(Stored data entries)

---*---

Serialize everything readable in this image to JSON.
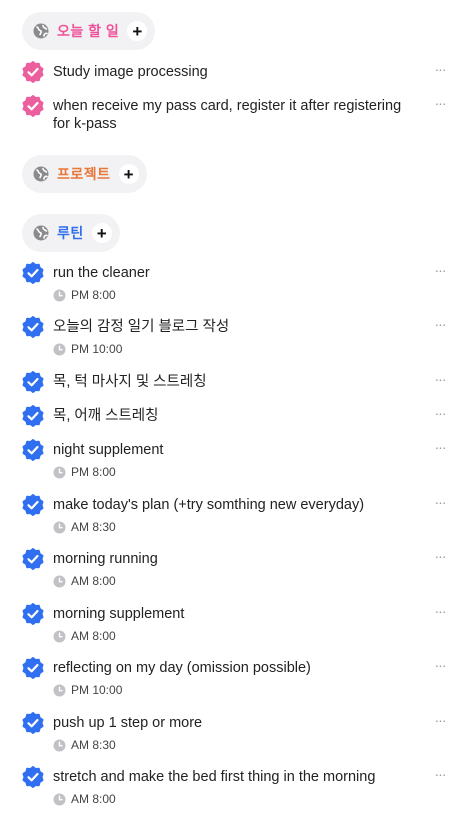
{
  "sections": {
    "today": {
      "title": "오늘 할 일",
      "color": "#f0529a"
    },
    "project": {
      "title": "프로젝트",
      "color": "#e8773a"
    },
    "routine": {
      "title": "루틴",
      "color": "#2f6ff0"
    }
  },
  "today_tasks": [
    {
      "title": "Study image processing"
    },
    {
      "title": "when receive my pass card, register it after registering for k-pass"
    }
  ],
  "routine_tasks": [
    {
      "title": "run the cleaner",
      "time": "PM 8:00"
    },
    {
      "title": "오늘의 감정 일기 블로그 작성",
      "time": "PM 10:00"
    },
    {
      "title": "목, 턱 마사지 및 스트레칭"
    },
    {
      "title": "목, 어깨 스트레칭"
    },
    {
      "title": "night supplement",
      "time": "PM 8:00"
    },
    {
      "title": "make today's plan (+try somthing new everyday)",
      "time": "AM 8:30"
    },
    {
      "title": "morning running",
      "time": "AM 8:00"
    },
    {
      "title": "morning supplement",
      "time": "AM 8:00"
    },
    {
      "title": "reflecting on my day (omission possible)",
      "time": "PM 10:00"
    },
    {
      "title": "push up 1 step or more",
      "time": "AM 8:30"
    },
    {
      "title": "stretch and make the bed first thing in the morning",
      "time": "AM 8:00"
    }
  ],
  "icons": {
    "section_icon": "globe-icon",
    "add_icon": "plus-icon",
    "check_icon": "check-badge-icon",
    "time_icon": "clock-icon",
    "more_icon": "more-dots-icon"
  },
  "more_label": "···",
  "add_label": "+"
}
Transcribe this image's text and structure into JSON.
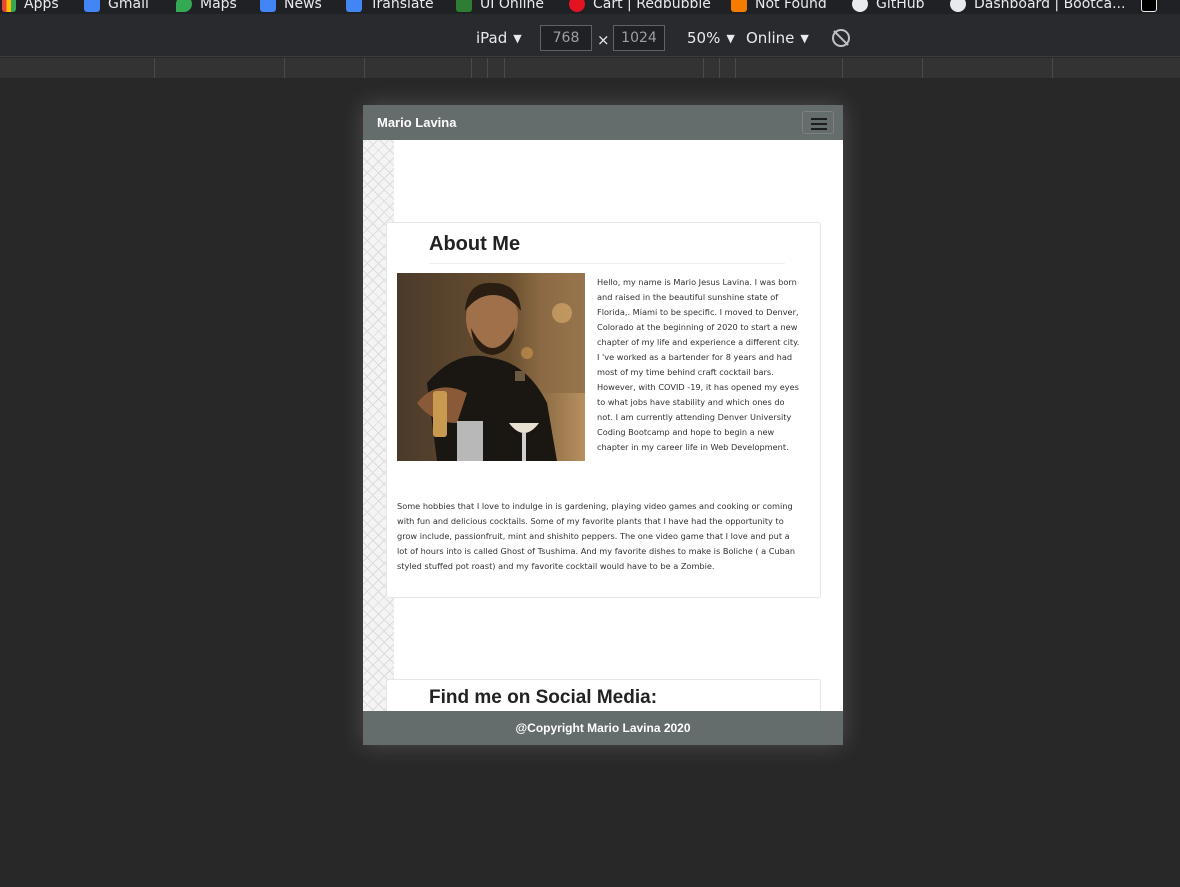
{
  "bookmarks": {
    "items": [
      {
        "label": "Apps",
        "icon": "apps-grid-icon",
        "color": "#ea4335"
      },
      {
        "label": "Gmail",
        "icon": "gmail-icon",
        "color": "#4285f4"
      },
      {
        "label": "Maps",
        "icon": "maps-pin-icon",
        "color": "#34a853"
      },
      {
        "label": "News",
        "icon": "news-icon",
        "color": "#4285f4"
      },
      {
        "label": "Translate",
        "icon": "translate-icon",
        "color": "#4285f4"
      },
      {
        "label": "UI Online",
        "icon": "ui-online-icon",
        "color": "#2e7d32"
      },
      {
        "label": "Cart | Redbubble",
        "icon": "redbubble-icon",
        "color": "#e41321"
      },
      {
        "label": "Not Found",
        "icon": "not-found-icon",
        "color": "#f57c00"
      },
      {
        "label": "GitHub",
        "icon": "github-icon",
        "color": "#ffffff"
      },
      {
        "label": "Dashboard | Bootca...",
        "icon": "bootcamp-icon",
        "color": "#ffffff"
      }
    ]
  },
  "device_toolbar": {
    "device": "iPad",
    "width": "768",
    "times": "×",
    "height": "1024",
    "zoom": "50%",
    "network": "Online",
    "dropdown_glyph": "▼"
  },
  "site": {
    "brand": "Mario Lavina",
    "about": {
      "title": "About Me",
      "bio": "Hello, my name is Mario Jesus Lavina. I was born and raised in the beautiful sunshine state of Florida,. Miami to be specific. I moved to Denver, Colorado at the beginning of 2020 to start a new chapter of my life and experience a different city. I 've worked as a bartender for 8 years and had most of my time behind craft cocktail bars. However, with COVID -19, it has opened my eyes to what jobs have stability and which ones do not. I am currently attending Denver University Coding Bootcamp and hope to begin a new chapter in my career life in Web Development.",
      "hobbies": "Some hobbies that I love to indulge in is gardening, playing video games and cooking or coming with fun and delicious cocktails. Some of my favorite plants that I have had the opportunity to grow include, passionfruit, mint and shishito peppers. The one video game that I love and put a lot of hours into is called Ghost of Tsushima. And my favorite dishes to make is Boliche ( a Cuban styled stuffed pot roast) and my favorite cocktail would have to be a Zombie."
    },
    "social": {
      "title": "Find me on Social Media:"
    },
    "footer": "@Copyright Mario Lavina 2020"
  }
}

---*---

TASK DIRECTIONS:
Point out every line holding the string "into" and copy it.

ANSWER TO THE TASK:
Transcribe this image's text and structure into JSON.
      "hobbies": "Some hobbies that I love to indulge in is gardening, playing video games and cooking or coming with fun and delicious cocktails. Some of my favorite plants that I have had the opportunity to grow include, passionfruit, mint and shishito peppers. The one video game that I love and put a lot of hours into is called Ghost of Tsushima. And my favorite dishes to make is Boliche ( a Cuban styled stuffed pot roast) and my favorite cocktail would have to be a Zombie."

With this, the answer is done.